The request = Reproduce the records below in full and exactly, without their images.

Extracted data =

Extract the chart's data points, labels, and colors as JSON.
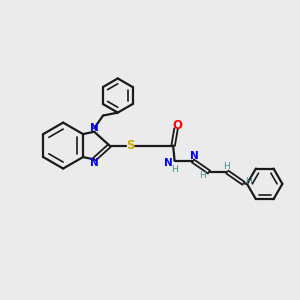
{
  "background_color": "#ebebeb",
  "bond_color": "#1a1a1a",
  "N_color": "#0000ff",
  "S_color": "#ccaa00",
  "O_color": "#ff0000",
  "H_color": "#4a9090",
  "figsize": [
    3.0,
    3.0
  ],
  "dpi": 100,
  "xlim": [
    0,
    10
  ],
  "ylim": [
    0,
    10
  ]
}
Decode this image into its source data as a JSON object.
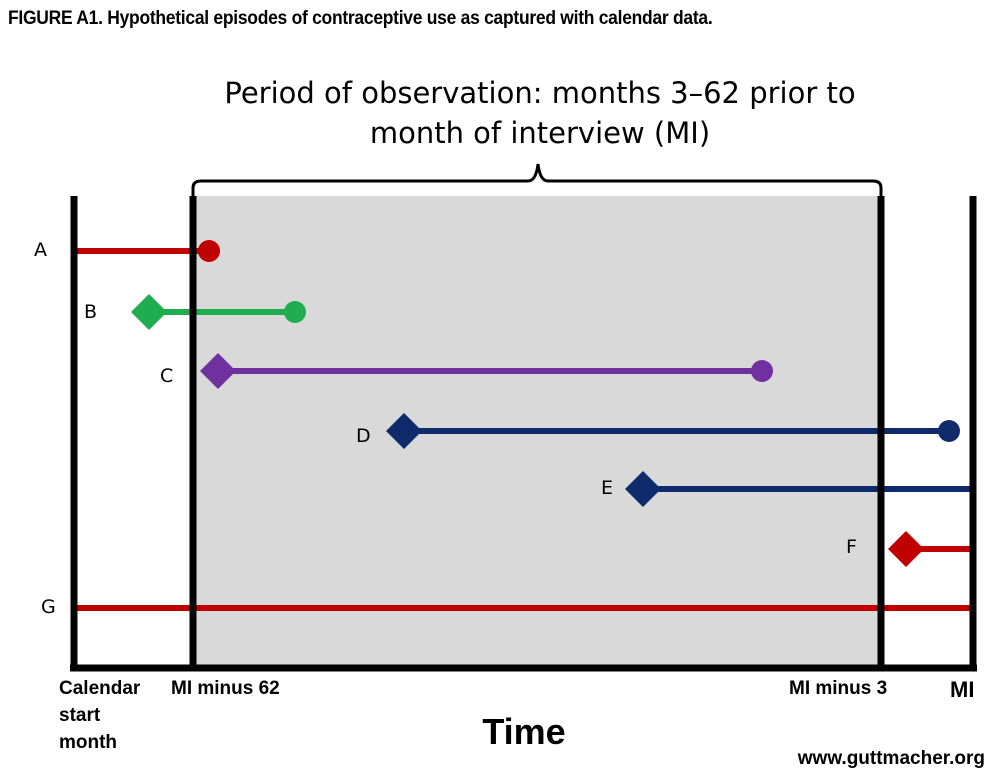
{
  "title": "FIGURE A1. Hypothetical episodes of contraceptive use as captured with calendar data.",
  "observation": {
    "line1": "Period of observation: months 3–62 prior to",
    "line2": "month of interview (MI)"
  },
  "axis": {
    "time_label": "Time",
    "calendar_start": [
      "Calendar",
      "start",
      "month"
    ],
    "mi_minus_62": "MI minus 62",
    "mi_minus_3": "MI minus 3",
    "mi": "MI"
  },
  "episodes": [
    {
      "label": "A",
      "color": "#c00000",
      "start_marker": "none",
      "end_marker": "circle"
    },
    {
      "label": "B",
      "color": "#1fad4f",
      "start_marker": "diamond",
      "end_marker": "circle"
    },
    {
      "label": "C",
      "color": "#7030a0",
      "start_marker": "diamond",
      "end_marker": "circle"
    },
    {
      "label": "D",
      "color": "#0f2b6b",
      "start_marker": "diamond",
      "end_marker": "circle"
    },
    {
      "label": "E",
      "color": "#0f2b6b",
      "start_marker": "diamond",
      "end_marker": "none"
    },
    {
      "label": "F",
      "color": "#c00000",
      "start_marker": "diamond",
      "end_marker": "none"
    },
    {
      "label": "G",
      "color": "#c00000",
      "start_marker": "none",
      "end_marker": "none"
    }
  ],
  "colors": {
    "observation_shading": "#d9d9d9",
    "axis": "#000000"
  },
  "credit": "www.guttmacher.org"
}
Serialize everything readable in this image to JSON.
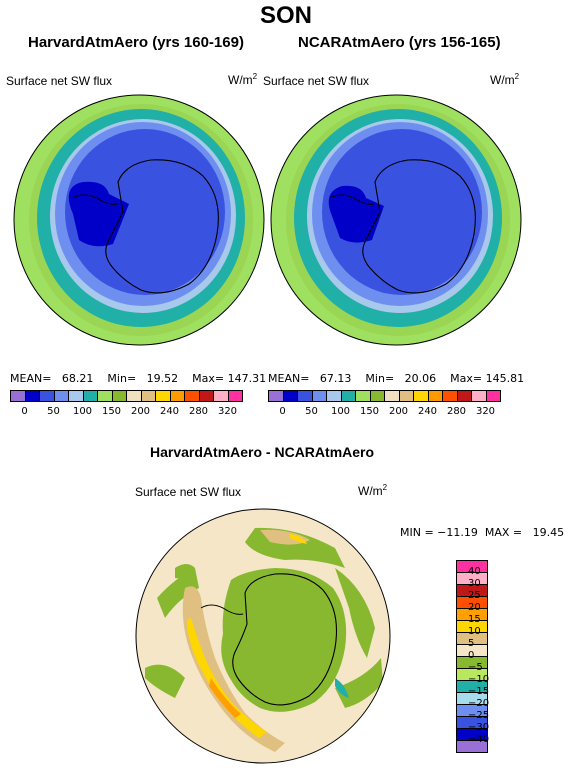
{
  "title": "SON",
  "panels": [
    {
      "title": "HarvardAtmAero (yrs 160-169)",
      "field": "Surface net SW flux",
      "unit": "W/m",
      "unit_sup": "2",
      "mean_label": "MEAN=",
      "mean": "68.21",
      "min_label": "Min=",
      "min": "19.52",
      "max_label": "Max=",
      "max": "147.31"
    },
    {
      "title": "NCARAtmAero (yrs 156-165)",
      "field": "Surface net SW flux",
      "unit": "W/m",
      "unit_sup": "2",
      "mean_label": "MEAN=",
      "mean": "67.13",
      "min_label": "Min=",
      "min": "20.06",
      "max_label": "Max=",
      "max": "145.81"
    }
  ],
  "colorbar": {
    "colors": [
      "#9a6fd6",
      "#0000c8",
      "#3a52e0",
      "#6e8ff0",
      "#a8c8ec",
      "#20b0a8",
      "#a0e060",
      "#88b830",
      "#f0e0c0",
      "#e0c080",
      "#ffd700",
      "#ff9a00",
      "#ff5000",
      "#c01818",
      "#ffb0c8",
      "#ff30a0"
    ],
    "labels": [
      "0",
      "50",
      "100",
      "150",
      "200",
      "240",
      "280",
      "320"
    ]
  },
  "diff": {
    "title": "HarvardAtmAero - NCARAtmAero",
    "field": "Surface net SW flux",
    "unit": "W/m",
    "unit_sup": "2",
    "minmax": "MIN = −11.19  MAX =   19.45",
    "colors": [
      "#ff30a0",
      "#ffb0c8",
      "#c01818",
      "#ff5000",
      "#ffa000",
      "#ffd700",
      "#e0c080",
      "#f5e6c8",
      "#88b830",
      "#b8e860",
      "#20b0a8",
      "#a8dcec",
      "#6e8ff0",
      "#3a52e0",
      "#0000c8",
      "#9a6fd6"
    ],
    "labels": [
      "40",
      "30",
      "25",
      "20",
      "15",
      "10",
      "5",
      "0",
      "−5",
      "−10",
      "−15",
      "−20",
      "−25",
      "−30",
      "−40"
    ]
  }
}
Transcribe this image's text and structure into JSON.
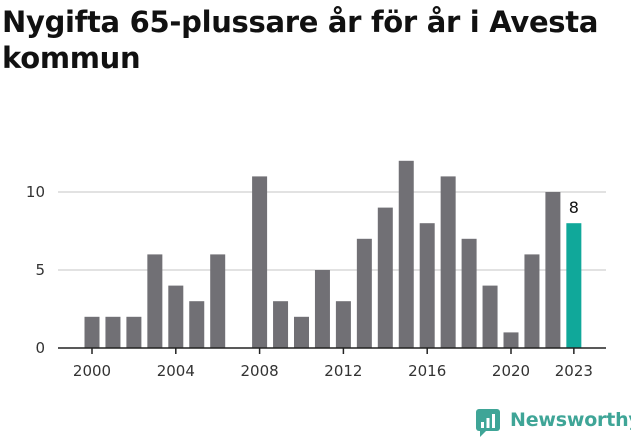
{
  "chart_data": {
    "type": "bar",
    "title": "Nygifta 65-plussare år för år i Avesta kommun",
    "xlabel": "",
    "ylabel": "",
    "x": [
      2000,
      2001,
      2002,
      2003,
      2004,
      2005,
      2006,
      2007,
      2008,
      2009,
      2010,
      2011,
      2012,
      2013,
      2014,
      2015,
      2016,
      2017,
      2018,
      2019,
      2020,
      2021,
      2022,
      2023
    ],
    "values": [
      2,
      2,
      2,
      6,
      4,
      3,
      6,
      0,
      11,
      3,
      2,
      5,
      3,
      7,
      9,
      12,
      8,
      11,
      7,
      4,
      1,
      6,
      10,
      8
    ],
    "x_ticks": [
      "2000",
      "2004",
      "2008",
      "2012",
      "2016",
      "2020",
      "2023"
    ],
    "y_ticks": [
      "0",
      "5",
      "10"
    ],
    "ylim": [
      0,
      12.5
    ],
    "highlight_label": "8",
    "colors": {
      "bar": "#717075",
      "highlight": "#10a89a",
      "grid": "#d9d9d9",
      "axis": "#222222"
    }
  },
  "brand": {
    "name": "Newsworthy",
    "icon": "newsworthy-logo-icon"
  }
}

Full output =
Extract the chart's data points, labels, and colors as JSON.
{
  "background_color": "#ebebeb",
  "bond_color": "#1a1a1a",
  "N_color": "#0000ff",
  "S_color": "#ccaa00",
  "O_color": "#ff0000",
  "H_color": "#4a9090",
  "figsize": [
    3.0,
    3.0
  ],
  "dpi": 100,
  "xlim": [
    0,
    10
  ],
  "ylim": [
    0,
    10
  ]
}
Decode this image into its source data as a JSON object.
{
  "title": "FIGURE A1. Hypothetical episodes of contraceptive use as captured with calendar data.",
  "observation": {
    "line1": "Period of observation: months 3–62 prior to",
    "line2": "month of interview (MI)"
  },
  "axis": {
    "time_label": "Time",
    "calendar_start": [
      "Calendar",
      "start",
      "month"
    ],
    "mi_minus_62": "MI minus 62",
    "mi_minus_3": "MI minus 3",
    "mi": "MI"
  },
  "episodes": [
    {
      "label": "A",
      "color": "#c00000",
      "start_marker": "none",
      "end_marker": "circle"
    },
    {
      "label": "B",
      "color": "#1fad4f",
      "start_marker": "diamond",
      "end_marker": "circle"
    },
    {
      "label": "C",
      "color": "#7030a0",
      "start_marker": "diamond",
      "end_marker": "circle"
    },
    {
      "label": "D",
      "color": "#0f2b6b",
      "start_marker": "diamond",
      "end_marker": "circle"
    },
    {
      "label": "E",
      "color": "#0f2b6b",
      "start_marker": "diamond",
      "end_marker": "none"
    },
    {
      "label": "F",
      "color": "#c00000",
      "start_marker": "diamond",
      "end_marker": "none"
    },
    {
      "label": "G",
      "color": "#c00000",
      "start_marker": "none",
      "end_marker": "none"
    }
  ],
  "colors": {
    "observation_shading": "#d9d9d9",
    "axis": "#000000"
  },
  "credit": "www.guttmacher.org"
}
Serialize everything readable in this image to JSON.
{
  "title": "SON",
  "panels": [
    {
      "title": "HarvardAtmAero (yrs 160-169)",
      "field": "Surface net SW flux",
      "unit": "W/m",
      "unit_sup": "2",
      "mean_label": "MEAN=",
      "mean": "68.21",
      "min_label": "Min=",
      "min": "19.52",
      "max_label": "Max=",
      "max": "147.31"
    },
    {
      "title": "NCARAtmAero (yrs 156-165)",
      "field": "Surface net SW flux",
      "unit": "W/m",
      "unit_sup": "2",
      "mean_label": "MEAN=",
      "mean": "67.13",
      "min_label": "Min=",
      "min": "20.06",
      "max_label": "Max=",
      "max": "145.81"
    }
  ],
  "colorbar": {
    "colors": [
      "#9a6fd6",
      "#0000c8",
      "#3a52e0",
      "#6e8ff0",
      "#a8c8ec",
      "#20b0a8",
      "#a0e060",
      "#88b830",
      "#f0e0c0",
      "#e0c080",
      "#ffd700",
      "#ff9a00",
      "#ff5000",
      "#c01818",
      "#ffb0c8",
      "#ff30a0"
    ],
    "labels": [
      "0",
      "50",
      "100",
      "150",
      "200",
      "240",
      "280",
      "320"
    ]
  },
  "diff": {
    "title": "HarvardAtmAero - NCARAtmAero",
    "field": "Surface net SW flux",
    "unit": "W/m",
    "unit_sup": "2",
    "minmax": "MIN = −11.19  MAX =   19.45",
    "colors": [
      "#ff30a0",
      "#ffb0c8",
      "#c01818",
      "#ff5000",
      "#ffa000",
      "#ffd700",
      "#e0c080",
      "#f5e6c8",
      "#88b830",
      "#b8e860",
      "#20b0a8",
      "#a8dcec",
      "#6e8ff0",
      "#3a52e0",
      "#0000c8",
      "#9a6fd6"
    ],
    "labels": [
      "40",
      "30",
      "25",
      "20",
      "15",
      "10",
      "5",
      "0",
      "−5",
      "−10",
      "−15",
      "−20",
      "−25",
      "−30",
      "−40"
    ]
  }
}
Transcribe this image's text and structure into JSON.
{
  "chart_data": {
    "type": "bar",
    "title": "Nygifta 65-plussare år för år i Avesta kommun",
    "xlabel": "",
    "ylabel": "",
    "x": [
      2000,
      2001,
      2002,
      2003,
      2004,
      2005,
      2006,
      2007,
      2008,
      2009,
      2010,
      2011,
      2012,
      2013,
      2014,
      2015,
      2016,
      2017,
      2018,
      2019,
      2020,
      2021,
      2022,
      2023
    ],
    "values": [
      2,
      2,
      2,
      6,
      4,
      3,
      6,
      0,
      11,
      3,
      2,
      5,
      3,
      7,
      9,
      12,
      8,
      11,
      7,
      4,
      1,
      6,
      10,
      8
    ],
    "x_ticks": [
      "2000",
      "2004",
      "2008",
      "2012",
      "2016",
      "2020",
      "2023"
    ],
    "y_ticks": [
      "0",
      "5",
      "10"
    ],
    "ylim": [
      0,
      12.5
    ],
    "highlight_label": "8",
    "colors": {
      "bar": "#717075",
      "highlight": "#10a89a",
      "grid": "#d9d9d9",
      "axis": "#222222"
    }
  },
  "brand": {
    "name": "Newsworthy",
    "icon": "newsworthy-logo-icon"
  }
}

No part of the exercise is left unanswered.